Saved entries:
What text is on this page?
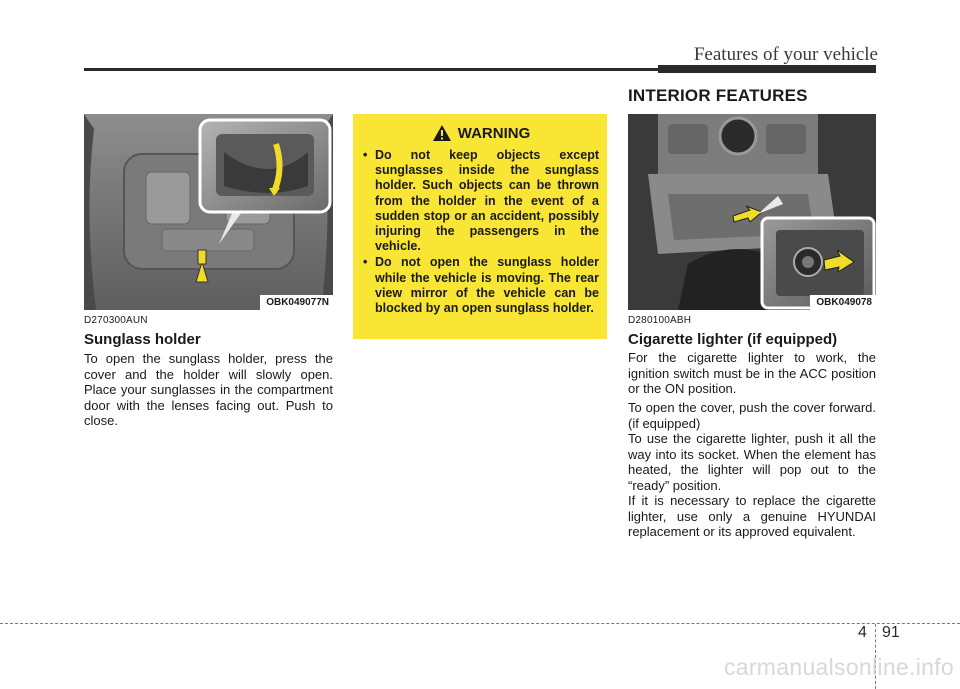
Features of your vehicle
INTERIOR FEATURES
OBK049077N
D270300AUN
Sunglass holder
To open the sunglass holder, press the cover and the holder will slowly open. Place your sunglasses in the compartment door with the lenses facing out. Push to close.
WARNING
• Do not keep objects except sunglasses inside the sunglass holder. Such objects can be thrown from the holder in the event of a sudden stop or an accident, possibly injuring the passengers in the vehicle.
• Do not open the sunglass holder while the vehicle is moving. The rear view mirror of the vehicle can be blocked by an open sunglass holder.	OBK049078
D280100ABH
Cigarette lighter (if equipped)
For the cigarette lighter to work, the ignition switch must be in the ACC position or the ON position.
To open the cover, push the cover forward. (if equipped)
To use the cigarette lighter, push it all the way into its socket. When the element has heated, the lighter will pop out to the “ready” position.
If it is necessary to replace the cigarette lighter, use only a genuine HYUNDAI replacement or its approved equivalent.
4 91
carmanualsonline.info
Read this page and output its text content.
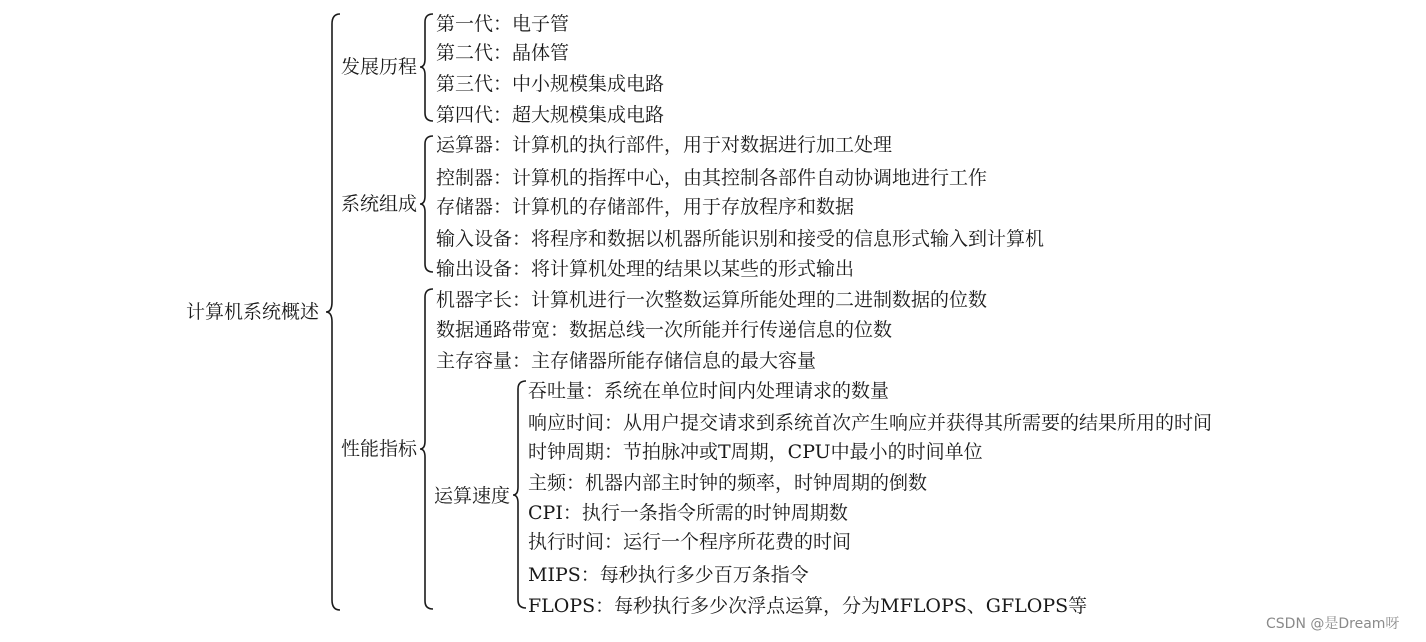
计算机系统概述
发展历程
系统组成
性能指标
运算速度
第一代：电子管
第二代：晶体管
第三代：中小规模集成电路
第四代：超大规模集成电路
运算器：计算机的执行部件，用于对数据进行加工处理
控制器：计算机的指挥中心，由其控制各部件自动协调地进行工作
存储器：计算机的存储部件，用于存放程序和数据
输入设备：将程序和数据以机器所能识别和接受的信息形式输入到计算机
输出设备：将计算机处理的结果以某些的形式输出
机器字长：计算机进行一次整数运算所能处理的二进制数据的位数
数据通路带宽：数据总线一次所能并行传递信息的位数
主存容量：主存储器所能存储信息的最大容量
吞吐量：系统在单位时间内处理请求的数量
响应时间：从用户提交请求到系统首次产生响应并获得其所需要的结果所用的时间
时钟周期：节拍脉冲或T周期，CPU中最小的时间单位
主频：机器内部主时钟的频率，时钟周期的倒数
CPI：执行一条指令所需的时钟周期数
执行时间：运行一个程序所花费的时间
MIPS：每秒执行多少百万条指令
FLOPS：每秒执行多少次浮点运算，分为MFLOPS、GFLOPS等
CSDN @是Dream呀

To be done: Report each line in the data that holds the word "this".

Worked solution:
What text is on this page?
Read this page and output its text content.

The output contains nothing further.